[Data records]
[BEGIN]

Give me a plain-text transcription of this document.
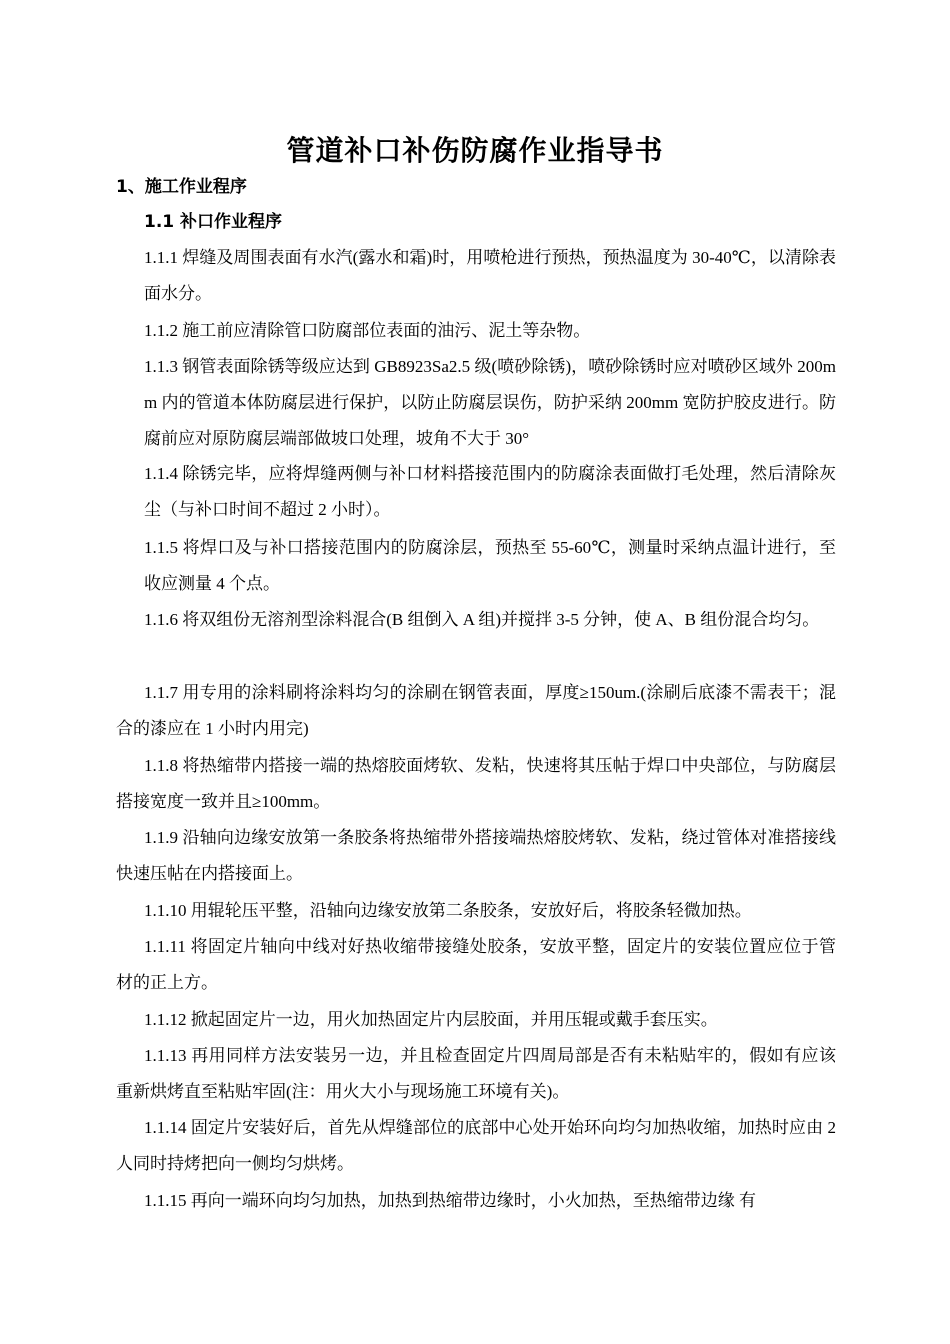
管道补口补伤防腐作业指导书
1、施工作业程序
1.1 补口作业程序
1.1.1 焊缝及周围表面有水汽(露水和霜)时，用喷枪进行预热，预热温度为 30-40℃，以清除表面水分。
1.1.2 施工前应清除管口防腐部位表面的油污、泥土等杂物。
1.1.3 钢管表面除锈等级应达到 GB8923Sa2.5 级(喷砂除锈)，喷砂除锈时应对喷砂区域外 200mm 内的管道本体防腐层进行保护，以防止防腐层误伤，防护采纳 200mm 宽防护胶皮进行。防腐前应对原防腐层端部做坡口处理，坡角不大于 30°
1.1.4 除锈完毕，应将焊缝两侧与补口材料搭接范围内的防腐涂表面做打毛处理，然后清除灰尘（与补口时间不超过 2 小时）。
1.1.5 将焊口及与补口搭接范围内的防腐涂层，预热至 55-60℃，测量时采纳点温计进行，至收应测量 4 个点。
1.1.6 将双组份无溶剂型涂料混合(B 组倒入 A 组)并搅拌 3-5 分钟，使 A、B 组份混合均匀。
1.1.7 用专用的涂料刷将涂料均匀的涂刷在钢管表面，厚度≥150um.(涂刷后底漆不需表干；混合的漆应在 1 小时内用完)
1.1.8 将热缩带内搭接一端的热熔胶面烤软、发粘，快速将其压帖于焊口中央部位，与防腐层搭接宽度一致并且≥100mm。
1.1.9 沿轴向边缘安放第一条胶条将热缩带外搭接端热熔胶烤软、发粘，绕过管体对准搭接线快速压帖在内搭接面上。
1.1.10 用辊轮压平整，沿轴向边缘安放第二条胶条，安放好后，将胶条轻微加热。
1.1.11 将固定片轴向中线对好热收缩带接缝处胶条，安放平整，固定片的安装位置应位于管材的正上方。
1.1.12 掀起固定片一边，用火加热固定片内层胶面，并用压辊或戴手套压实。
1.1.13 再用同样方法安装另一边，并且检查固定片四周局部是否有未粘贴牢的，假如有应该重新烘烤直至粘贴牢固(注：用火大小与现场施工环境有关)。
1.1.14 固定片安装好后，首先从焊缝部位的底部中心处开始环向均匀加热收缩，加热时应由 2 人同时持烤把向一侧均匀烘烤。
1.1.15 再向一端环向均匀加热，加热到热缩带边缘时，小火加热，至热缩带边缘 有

[END]

> DESCRIPTION OF THE TASK:
Pictures are to be left out; the records above must be repeated word for word.

> FINISHED TASK:
Give me a plain-text transcription of this document.
管道补口补伤防腐作业指导书
1、施工作业程序
1.1 补口作业程序
1.1.1 焊缝及周围表面有水汽(露水和霜)时，用喷枪进行预热，预热温度为 30-40℃，以清除表面水分。
1.1.2 施工前应清除管口防腐部位表面的油污、泥土等杂物。
1.1.3 钢管表面除锈等级应达到 GB8923Sa2.5 级(喷砂除锈)，喷砂除锈时应对喷砂区域外 200mm 内的管道本体防腐层进行保护，以防止防腐层误伤，防护采纳 200mm 宽防护胶皮进行。防腐前应对原防腐层端部做坡口处理，坡角不大于 30°
1.1.4 除锈完毕，应将焊缝两侧与补口材料搭接范围内的防腐涂表面做打毛处理，然后清除灰尘（与补口时间不超过 2 小时）。
1.1.5 将焊口及与补口搭接范围内的防腐涂层，预热至 55-60℃，测量时采纳点温计进行，至收应测量 4 个点。
1.1.6 将双组份无溶剂型涂料混合(B 组倒入 A 组)并搅拌 3-5 分钟，使 A、B 组份混合均匀。
1.1.7 用专用的涂料刷将涂料均匀的涂刷在钢管表面，厚度≥150um.(涂刷后底漆不需表干；混合的漆应在 1 小时内用完)
1.1.8 将热缩带内搭接一端的热熔胶面烤软、发粘，快速将其压帖于焊口中央部位，与防腐层搭接宽度一致并且≥100mm。
1.1.9 沿轴向边缘安放第一条胶条将热缩带外搭接端热熔胶烤软、发粘，绕过管体对准搭接线快速压帖在内搭接面上。
1.1.10 用辊轮压平整，沿轴向边缘安放第二条胶条，安放好后，将胶条轻微加热。
1.1.11 将固定片轴向中线对好热收缩带接缝处胶条，安放平整，固定片的安装位置应位于管材的正上方。
1.1.12 掀起固定片一边，用火加热固定片内层胶面，并用压辊或戴手套压实。
1.1.13 再用同样方法安装另一边，并且检查固定片四周局部是否有未粘贴牢的，假如有应该重新烘烤直至粘贴牢固(注：用火大小与现场施工环境有关)。
1.1.14 固定片安装好后，首先从焊缝部位的底部中心处开始环向均匀加热收缩，加热时应由 2 人同时持烤把向一侧均匀烘烤。
1.1.15 再向一端环向均匀加热，加热到热缩带边缘时，小火加热，至热缩带边缘 有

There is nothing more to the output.